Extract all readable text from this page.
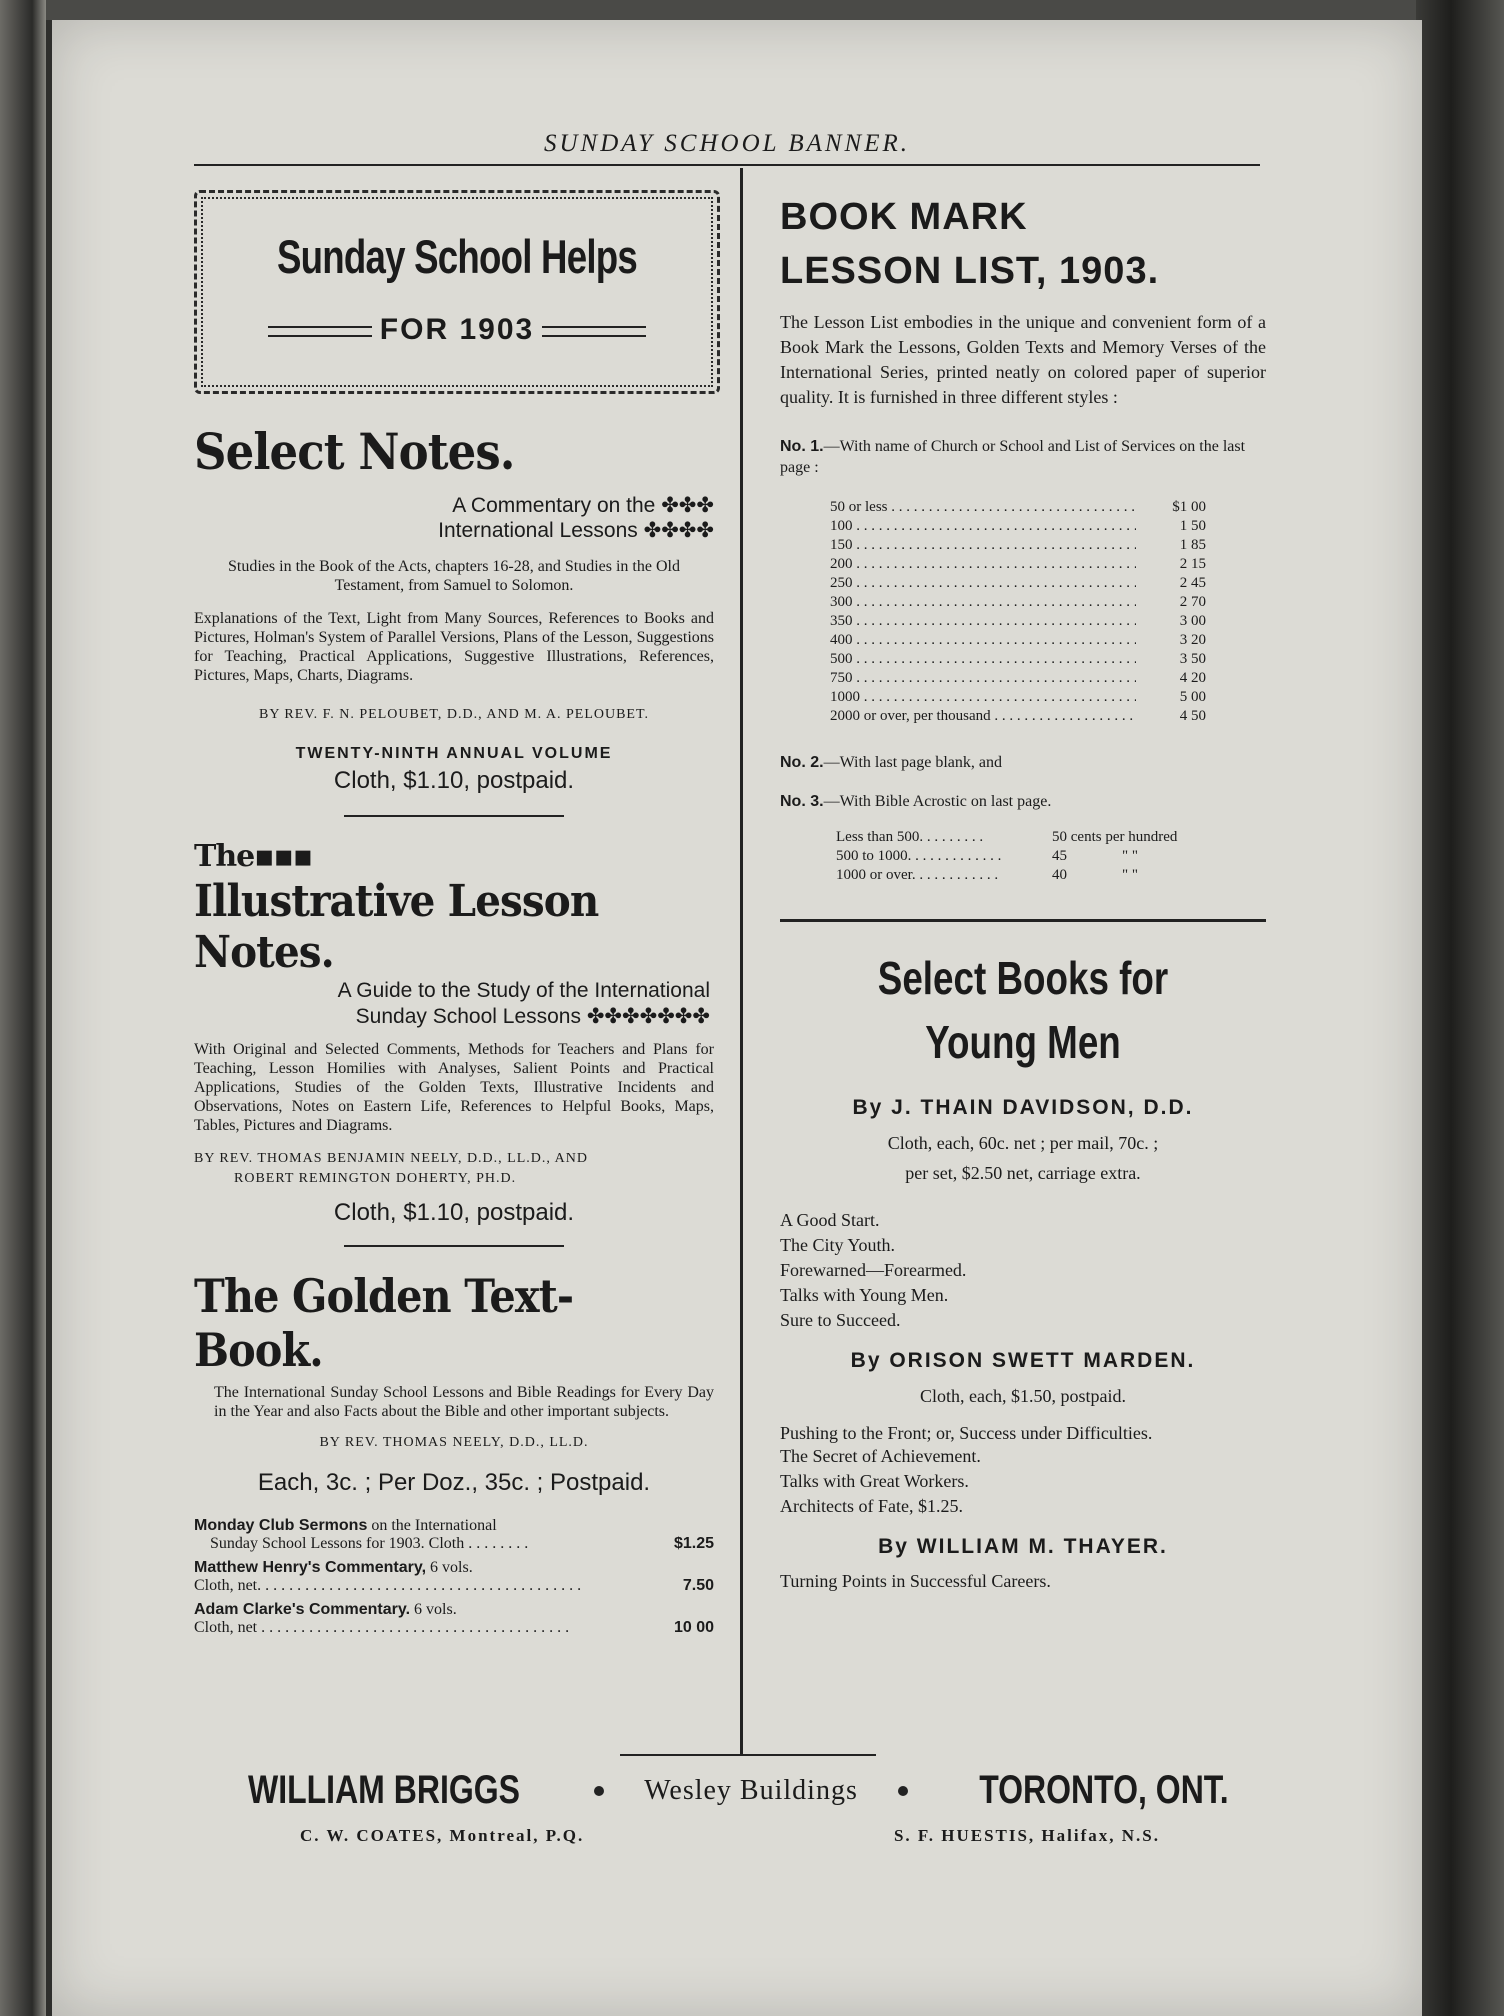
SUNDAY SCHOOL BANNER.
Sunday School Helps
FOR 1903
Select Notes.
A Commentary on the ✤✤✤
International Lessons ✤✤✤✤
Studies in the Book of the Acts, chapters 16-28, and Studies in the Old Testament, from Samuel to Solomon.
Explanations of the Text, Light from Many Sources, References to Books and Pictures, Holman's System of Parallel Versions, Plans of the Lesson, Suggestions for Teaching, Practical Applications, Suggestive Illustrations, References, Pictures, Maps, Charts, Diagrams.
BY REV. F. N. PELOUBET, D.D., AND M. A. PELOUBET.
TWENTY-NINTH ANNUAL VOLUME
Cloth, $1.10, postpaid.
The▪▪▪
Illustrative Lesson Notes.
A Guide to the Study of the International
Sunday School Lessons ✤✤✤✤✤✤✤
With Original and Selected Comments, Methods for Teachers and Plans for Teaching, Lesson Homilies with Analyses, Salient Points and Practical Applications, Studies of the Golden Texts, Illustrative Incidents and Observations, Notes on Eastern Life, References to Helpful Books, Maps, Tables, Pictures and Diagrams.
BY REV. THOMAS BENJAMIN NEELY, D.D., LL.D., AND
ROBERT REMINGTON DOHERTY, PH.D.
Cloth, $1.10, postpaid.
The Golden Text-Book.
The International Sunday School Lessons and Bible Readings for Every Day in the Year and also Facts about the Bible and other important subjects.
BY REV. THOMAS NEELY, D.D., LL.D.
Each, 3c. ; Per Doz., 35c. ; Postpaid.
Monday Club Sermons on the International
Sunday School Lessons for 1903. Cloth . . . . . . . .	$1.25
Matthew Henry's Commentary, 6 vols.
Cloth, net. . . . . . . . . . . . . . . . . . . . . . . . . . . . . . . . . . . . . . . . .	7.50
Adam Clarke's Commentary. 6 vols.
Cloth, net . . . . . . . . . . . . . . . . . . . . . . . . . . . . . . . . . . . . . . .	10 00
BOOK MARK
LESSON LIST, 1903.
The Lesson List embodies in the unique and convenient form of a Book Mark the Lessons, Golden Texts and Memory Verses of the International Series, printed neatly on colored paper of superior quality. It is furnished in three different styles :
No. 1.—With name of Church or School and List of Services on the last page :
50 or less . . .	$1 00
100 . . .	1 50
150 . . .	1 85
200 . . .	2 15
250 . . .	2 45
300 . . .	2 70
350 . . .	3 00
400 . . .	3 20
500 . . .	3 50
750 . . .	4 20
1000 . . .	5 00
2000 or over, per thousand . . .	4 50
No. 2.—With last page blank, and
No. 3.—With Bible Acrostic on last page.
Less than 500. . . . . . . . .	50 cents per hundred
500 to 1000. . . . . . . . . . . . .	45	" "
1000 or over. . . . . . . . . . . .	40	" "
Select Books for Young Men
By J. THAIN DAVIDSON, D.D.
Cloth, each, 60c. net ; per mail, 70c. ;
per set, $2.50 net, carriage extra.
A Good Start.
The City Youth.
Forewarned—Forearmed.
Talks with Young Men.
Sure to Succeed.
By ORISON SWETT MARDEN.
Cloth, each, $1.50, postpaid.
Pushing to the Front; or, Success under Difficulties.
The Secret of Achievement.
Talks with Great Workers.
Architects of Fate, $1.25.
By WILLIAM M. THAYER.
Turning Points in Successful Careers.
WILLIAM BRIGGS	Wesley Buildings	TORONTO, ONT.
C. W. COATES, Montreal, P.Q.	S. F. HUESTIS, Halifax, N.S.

::::::::::

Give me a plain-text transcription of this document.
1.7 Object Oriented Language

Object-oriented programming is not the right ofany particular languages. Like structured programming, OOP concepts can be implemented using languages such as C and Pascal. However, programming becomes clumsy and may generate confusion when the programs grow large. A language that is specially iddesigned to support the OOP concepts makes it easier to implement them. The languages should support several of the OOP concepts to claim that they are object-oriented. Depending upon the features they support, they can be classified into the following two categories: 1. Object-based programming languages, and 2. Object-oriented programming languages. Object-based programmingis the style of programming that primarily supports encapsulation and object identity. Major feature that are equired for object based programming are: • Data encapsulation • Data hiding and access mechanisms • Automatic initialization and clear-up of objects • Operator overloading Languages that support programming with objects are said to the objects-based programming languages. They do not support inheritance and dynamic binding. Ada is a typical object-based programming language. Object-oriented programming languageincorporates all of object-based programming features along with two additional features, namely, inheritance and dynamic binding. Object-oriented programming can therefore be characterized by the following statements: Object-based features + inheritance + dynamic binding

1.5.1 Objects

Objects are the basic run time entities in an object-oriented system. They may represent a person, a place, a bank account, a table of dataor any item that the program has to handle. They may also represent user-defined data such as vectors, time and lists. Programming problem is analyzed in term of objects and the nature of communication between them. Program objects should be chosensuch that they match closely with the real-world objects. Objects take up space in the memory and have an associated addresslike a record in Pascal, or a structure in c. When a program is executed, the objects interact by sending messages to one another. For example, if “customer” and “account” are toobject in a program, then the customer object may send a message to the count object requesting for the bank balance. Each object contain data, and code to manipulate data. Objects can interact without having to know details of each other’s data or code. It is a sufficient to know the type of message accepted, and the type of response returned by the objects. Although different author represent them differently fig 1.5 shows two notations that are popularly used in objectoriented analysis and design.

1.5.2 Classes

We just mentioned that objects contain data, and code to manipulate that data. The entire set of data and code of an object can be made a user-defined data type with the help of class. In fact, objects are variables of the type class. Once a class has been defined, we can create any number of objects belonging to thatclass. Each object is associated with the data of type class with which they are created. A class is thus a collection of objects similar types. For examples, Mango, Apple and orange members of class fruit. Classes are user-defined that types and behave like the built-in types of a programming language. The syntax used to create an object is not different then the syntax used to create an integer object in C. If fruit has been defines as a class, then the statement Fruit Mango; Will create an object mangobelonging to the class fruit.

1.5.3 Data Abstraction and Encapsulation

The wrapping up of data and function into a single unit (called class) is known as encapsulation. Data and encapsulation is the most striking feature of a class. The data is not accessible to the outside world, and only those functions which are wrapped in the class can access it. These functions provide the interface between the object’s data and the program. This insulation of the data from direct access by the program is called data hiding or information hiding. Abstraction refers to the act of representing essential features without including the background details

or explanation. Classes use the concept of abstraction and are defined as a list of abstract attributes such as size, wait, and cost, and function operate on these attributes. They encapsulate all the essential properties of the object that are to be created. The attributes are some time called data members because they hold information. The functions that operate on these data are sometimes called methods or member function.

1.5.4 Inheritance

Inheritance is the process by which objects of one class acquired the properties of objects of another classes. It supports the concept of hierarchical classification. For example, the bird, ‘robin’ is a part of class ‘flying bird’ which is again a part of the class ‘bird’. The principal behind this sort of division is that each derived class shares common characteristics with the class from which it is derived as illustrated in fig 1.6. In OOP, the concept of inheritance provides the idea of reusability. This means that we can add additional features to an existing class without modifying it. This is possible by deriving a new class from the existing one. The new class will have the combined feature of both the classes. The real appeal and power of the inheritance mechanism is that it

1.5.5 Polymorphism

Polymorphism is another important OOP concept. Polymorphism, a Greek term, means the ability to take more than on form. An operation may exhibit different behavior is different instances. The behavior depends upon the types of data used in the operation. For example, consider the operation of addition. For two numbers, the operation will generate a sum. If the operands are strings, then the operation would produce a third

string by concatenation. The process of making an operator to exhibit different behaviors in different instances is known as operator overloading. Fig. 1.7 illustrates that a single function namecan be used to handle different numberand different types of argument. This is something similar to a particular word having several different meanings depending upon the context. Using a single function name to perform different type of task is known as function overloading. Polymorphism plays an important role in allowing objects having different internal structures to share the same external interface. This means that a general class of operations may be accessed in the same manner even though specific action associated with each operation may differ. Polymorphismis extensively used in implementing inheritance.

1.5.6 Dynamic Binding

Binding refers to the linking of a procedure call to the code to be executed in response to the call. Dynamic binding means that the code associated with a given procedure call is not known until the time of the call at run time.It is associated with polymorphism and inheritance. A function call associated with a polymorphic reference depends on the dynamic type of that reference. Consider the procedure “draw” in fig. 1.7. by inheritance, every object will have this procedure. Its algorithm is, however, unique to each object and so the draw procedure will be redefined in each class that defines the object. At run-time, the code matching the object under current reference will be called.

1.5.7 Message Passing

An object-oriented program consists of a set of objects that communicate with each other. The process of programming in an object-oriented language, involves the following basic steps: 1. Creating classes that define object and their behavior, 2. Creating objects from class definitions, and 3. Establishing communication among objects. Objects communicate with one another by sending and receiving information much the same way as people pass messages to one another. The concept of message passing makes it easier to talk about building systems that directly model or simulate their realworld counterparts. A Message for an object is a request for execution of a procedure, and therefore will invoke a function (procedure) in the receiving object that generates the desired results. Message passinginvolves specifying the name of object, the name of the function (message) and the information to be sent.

::::::::::

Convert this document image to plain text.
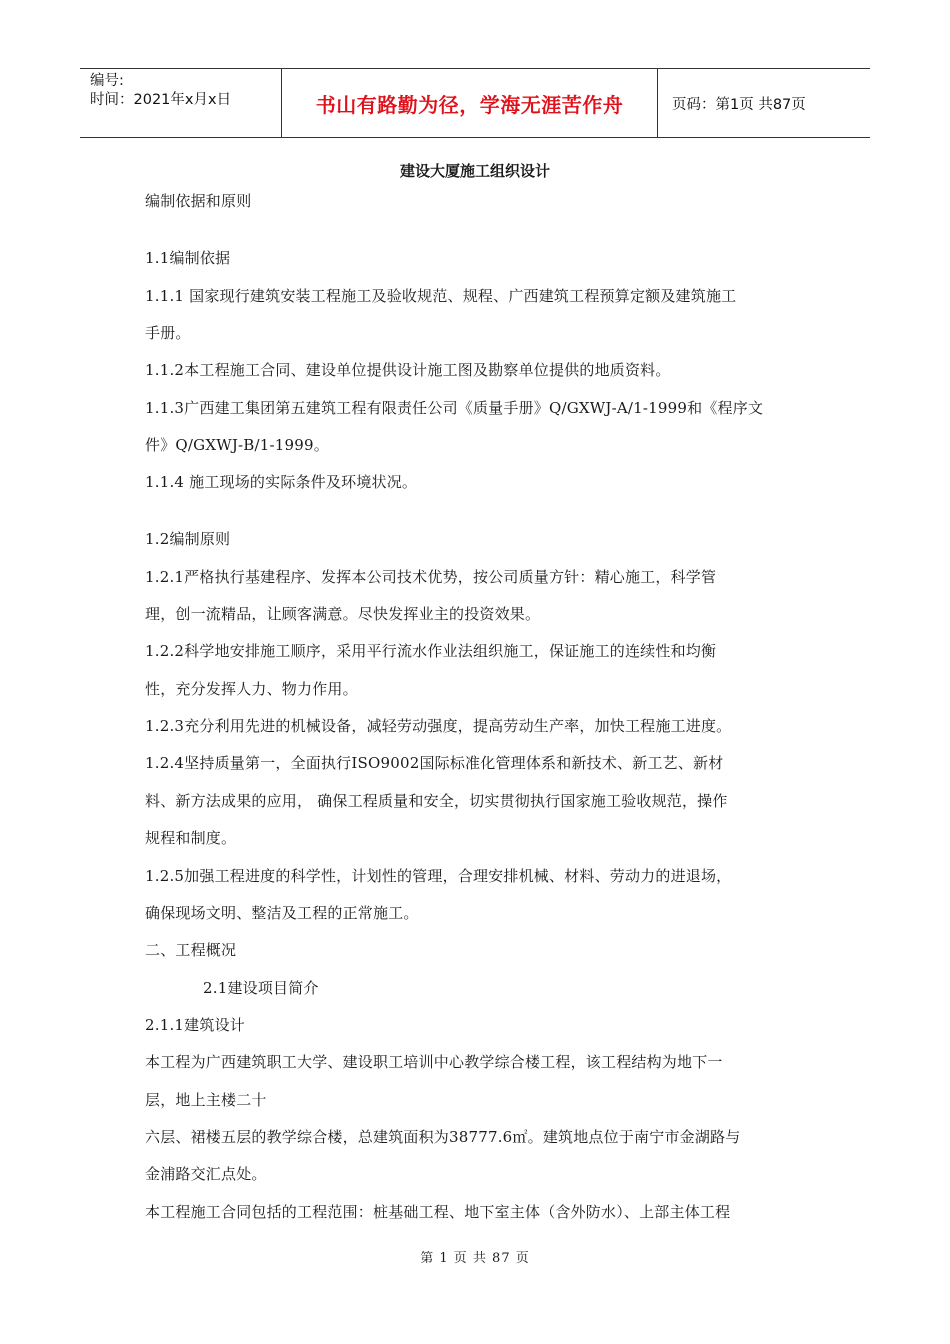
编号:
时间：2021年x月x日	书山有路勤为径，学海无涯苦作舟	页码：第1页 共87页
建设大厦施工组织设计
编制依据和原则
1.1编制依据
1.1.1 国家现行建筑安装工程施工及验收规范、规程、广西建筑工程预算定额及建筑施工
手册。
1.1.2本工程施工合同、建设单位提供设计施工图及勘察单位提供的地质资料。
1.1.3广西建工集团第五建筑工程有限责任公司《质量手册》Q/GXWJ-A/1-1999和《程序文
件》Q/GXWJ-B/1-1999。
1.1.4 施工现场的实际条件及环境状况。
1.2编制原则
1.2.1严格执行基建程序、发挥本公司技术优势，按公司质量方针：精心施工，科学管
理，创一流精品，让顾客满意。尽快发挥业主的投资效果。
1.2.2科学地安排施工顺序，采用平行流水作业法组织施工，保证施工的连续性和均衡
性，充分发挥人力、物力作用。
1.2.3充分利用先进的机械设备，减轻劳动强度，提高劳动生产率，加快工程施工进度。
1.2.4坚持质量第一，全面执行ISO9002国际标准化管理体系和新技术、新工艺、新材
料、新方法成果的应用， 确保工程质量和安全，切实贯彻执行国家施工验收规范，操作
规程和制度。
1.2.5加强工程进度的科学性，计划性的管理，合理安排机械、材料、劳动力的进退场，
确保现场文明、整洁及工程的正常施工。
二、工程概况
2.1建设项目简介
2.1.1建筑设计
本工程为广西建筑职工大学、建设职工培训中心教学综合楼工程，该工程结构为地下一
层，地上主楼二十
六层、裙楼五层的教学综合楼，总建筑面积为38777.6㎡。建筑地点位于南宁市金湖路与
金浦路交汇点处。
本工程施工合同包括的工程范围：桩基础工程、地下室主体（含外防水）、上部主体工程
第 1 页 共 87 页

::::::::::

▸ Problem requirements
Show every line above in which the word "document" occurs.

▸ Correct answer
Give me a plain-text transcription of this document.
Convert this document image to plain text.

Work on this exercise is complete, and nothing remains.